**OBJECTIVE:** Reproduce each record below exactly as written.

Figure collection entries
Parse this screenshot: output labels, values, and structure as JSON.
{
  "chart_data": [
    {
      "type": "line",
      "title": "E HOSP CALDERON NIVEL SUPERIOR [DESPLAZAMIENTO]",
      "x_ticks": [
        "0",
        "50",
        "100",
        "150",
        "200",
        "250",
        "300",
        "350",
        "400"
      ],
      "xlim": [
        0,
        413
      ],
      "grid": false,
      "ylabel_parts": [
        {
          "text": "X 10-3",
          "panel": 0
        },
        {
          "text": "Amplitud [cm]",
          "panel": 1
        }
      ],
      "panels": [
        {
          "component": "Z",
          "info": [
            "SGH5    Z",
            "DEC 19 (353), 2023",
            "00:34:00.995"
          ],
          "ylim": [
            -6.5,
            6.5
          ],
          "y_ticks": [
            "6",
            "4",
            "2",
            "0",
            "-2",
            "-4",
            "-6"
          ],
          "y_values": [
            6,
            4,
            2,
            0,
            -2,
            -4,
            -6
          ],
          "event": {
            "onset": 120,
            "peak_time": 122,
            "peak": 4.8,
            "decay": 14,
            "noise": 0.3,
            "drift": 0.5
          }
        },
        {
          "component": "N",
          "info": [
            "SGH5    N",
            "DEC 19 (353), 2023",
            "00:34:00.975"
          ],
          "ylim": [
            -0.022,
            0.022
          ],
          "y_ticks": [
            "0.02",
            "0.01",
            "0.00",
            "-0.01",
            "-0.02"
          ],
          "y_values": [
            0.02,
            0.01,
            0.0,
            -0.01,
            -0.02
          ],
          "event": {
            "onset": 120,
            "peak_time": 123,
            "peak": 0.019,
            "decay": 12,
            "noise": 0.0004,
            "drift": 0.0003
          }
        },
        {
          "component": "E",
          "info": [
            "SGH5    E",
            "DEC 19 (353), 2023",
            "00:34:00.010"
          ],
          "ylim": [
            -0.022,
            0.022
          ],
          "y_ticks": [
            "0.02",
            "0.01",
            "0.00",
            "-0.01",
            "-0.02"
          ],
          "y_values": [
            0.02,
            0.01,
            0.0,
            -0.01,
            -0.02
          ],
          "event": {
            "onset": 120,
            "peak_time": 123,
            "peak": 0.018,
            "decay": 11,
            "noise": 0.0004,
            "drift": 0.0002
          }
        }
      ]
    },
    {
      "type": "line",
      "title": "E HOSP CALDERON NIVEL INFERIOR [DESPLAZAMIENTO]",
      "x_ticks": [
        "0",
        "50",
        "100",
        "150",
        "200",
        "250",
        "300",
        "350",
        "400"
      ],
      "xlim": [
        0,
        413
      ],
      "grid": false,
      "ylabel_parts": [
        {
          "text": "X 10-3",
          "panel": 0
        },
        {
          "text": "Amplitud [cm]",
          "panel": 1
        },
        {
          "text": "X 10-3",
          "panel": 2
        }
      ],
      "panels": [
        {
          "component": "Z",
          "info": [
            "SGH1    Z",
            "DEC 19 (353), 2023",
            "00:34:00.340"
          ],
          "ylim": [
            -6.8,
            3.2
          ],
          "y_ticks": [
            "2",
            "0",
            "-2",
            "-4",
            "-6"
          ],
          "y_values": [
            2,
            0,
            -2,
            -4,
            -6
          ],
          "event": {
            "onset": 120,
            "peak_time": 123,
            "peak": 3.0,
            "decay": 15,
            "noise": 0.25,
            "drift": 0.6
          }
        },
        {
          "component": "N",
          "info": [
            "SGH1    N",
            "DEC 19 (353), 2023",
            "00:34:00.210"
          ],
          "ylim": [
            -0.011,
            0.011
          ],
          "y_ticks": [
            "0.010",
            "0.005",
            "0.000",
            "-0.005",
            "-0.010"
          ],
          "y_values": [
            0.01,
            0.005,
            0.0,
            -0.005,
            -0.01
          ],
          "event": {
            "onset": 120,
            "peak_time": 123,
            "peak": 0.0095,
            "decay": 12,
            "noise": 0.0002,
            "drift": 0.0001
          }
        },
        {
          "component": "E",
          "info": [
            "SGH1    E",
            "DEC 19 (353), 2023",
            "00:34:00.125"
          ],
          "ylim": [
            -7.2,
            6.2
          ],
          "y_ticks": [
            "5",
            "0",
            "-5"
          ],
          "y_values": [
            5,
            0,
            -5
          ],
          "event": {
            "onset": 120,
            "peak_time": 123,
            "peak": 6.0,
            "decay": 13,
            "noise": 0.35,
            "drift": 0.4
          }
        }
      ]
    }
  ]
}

**TASK RESULT:**
Parse this screenshot: output labels, values, and structure as JSON.
{
  "chart_data": [
    {
      "type": "line",
      "title": "E HOSP CALDERON NIVEL SUPERIOR [DESPLAZAMIENTO]",
      "x_ticks": [
        "0",
        "50",
        "100",
        "150",
        "200",
        "250",
        "300",
        "350",
        "400"
      ],
      "xlim": [
        0,
        413
      ],
      "grid": false,
      "ylabel_parts": [
        {
          "text": "X 10-3",
          "panel": 0
        },
        {
          "text": "Amplitud [cm]",
          "panel": 1
        }
      ],
      "panels": [
        {
          "component": "Z",
          "info": [
            "SGH5    Z",
            "DEC 19 (353), 2023",
            "00:34:00.995"
          ],
          "ylim": [
            -6.5,
            6.5
          ],
          "y_ticks": [
            "6",
            "4",
            "2",
            "0",
            "-2",
            "-4",
            "-6"
          ],
          "y_values": [
            6,
            4,
            2,
            0,
            -2,
            -4,
            -6
          ],
          "event": {
            "onset": 120,
            "peak_time": 122,
            "peak": 4.8,
            "decay": 14,
            "noise": 0.3,
            "drift": 0.5
          }
        },
        {
          "component": "N",
          "info": [
            "SGH5    N",
            "DEC 19 (353), 2023",
            "00:34:00.975"
          ],
          "ylim": [
            -0.022,
            0.022
          ],
          "y_ticks": [
            "0.02",
            "0.01",
            "0.00",
            "-0.01",
            "-0.02"
          ],
          "y_values": [
            0.02,
            0.01,
            0.0,
            -0.01,
            -0.02
          ],
          "event": {
            "onset": 120,
            "peak_time": 123,
            "peak": 0.019,
            "decay": 12,
            "noise": 0.0004,
            "drift": 0.0003
          }
        },
        {
          "component": "E",
          "info": [
            "SGH5    E",
            "DEC 19 (353), 2023",
            "00:34:00.010"
          ],
          "ylim": [
            -0.022,
            0.022
          ],
          "y_ticks": [
            "0.02",
            "0.01",
            "0.00",
            "-0.01",
            "-0.02"
          ],
          "y_values": [
            0.02,
            0.01,
            0.0,
            -0.01,
            -0.02
          ],
          "event": {
            "onset": 120,
            "peak_time": 123,
            "peak": 0.018,
            "decay": 11,
            "noise": 0.0004,
            "drift": 0.0002
          }
        }
      ]
    },
    {
      "type": "line",
      "title": "E HOSP CALDERON NIVEL INFERIOR [DESPLAZAMIENTO]",
      "x_ticks": [
        "0",
        "50",
        "100",
        "150",
        "200",
        "250",
        "300",
        "350",
        "400"
      ],
      "xlim": [
        0,
        413
      ],
      "grid": false,
      "ylabel_parts": [
        {
          "text": "X 10-3",
          "panel": 0
        },
        {
          "text": "Amplitud [cm]",
          "panel": 1
        },
        {
          "text": "X 10-3",
          "panel": 2
        }
      ],
      "panels": [
        {
          "component": "Z",
          "info": [
            "SGH1    Z",
            "DEC 19 (353), 2023",
            "00:34:00.340"
          ],
          "ylim": [
            -6.8,
            3.2
          ],
          "y_ticks": [
            "2",
            "0",
            "-2",
            "-4",
            "-6"
          ],
          "y_values": [
            2,
            0,
            -2,
            -4,
            -6
          ],
          "event": {
            "onset": 120,
            "peak_time": 123,
            "peak": 3.0,
            "decay": 15,
            "noise": 0.25,
            "drift": 0.6
          }
        },
        {
          "component": "N",
          "info": [
            "SGH1    N",
            "DEC 19 (353), 2023",
            "00:34:00.210"
          ],
          "ylim": [
            -0.011,
            0.011
          ],
          "y_ticks": [
            "0.010",
            "0.005",
            "0.000",
            "-0.005",
            "-0.010"
          ],
          "y_values": [
            0.01,
            0.005,
            0.0,
            -0.005,
            -0.01
          ],
          "event": {
            "onset": 120,
            "peak_time": 123,
            "peak": 0.0095,
            "decay": 12,
            "noise": 0.0002,
            "drift": 0.0001
          }
        },
        {
          "component": "E",
          "info": [
            "SGH1    E",
            "DEC 19 (353), 2023",
            "00:34:00.125"
          ],
          "ylim": [
            -7.2,
            6.2
          ],
          "y_ticks": [
            "5",
            "0",
            "-5"
          ],
          "y_values": [
            5,
            0,
            -5
          ],
          "event": {
            "onset": 120,
            "peak_time": 123,
            "peak": 6.0,
            "decay": 13,
            "noise": 0.35,
            "drift": 0.4
          }
        }
      ]
    }
  ]
}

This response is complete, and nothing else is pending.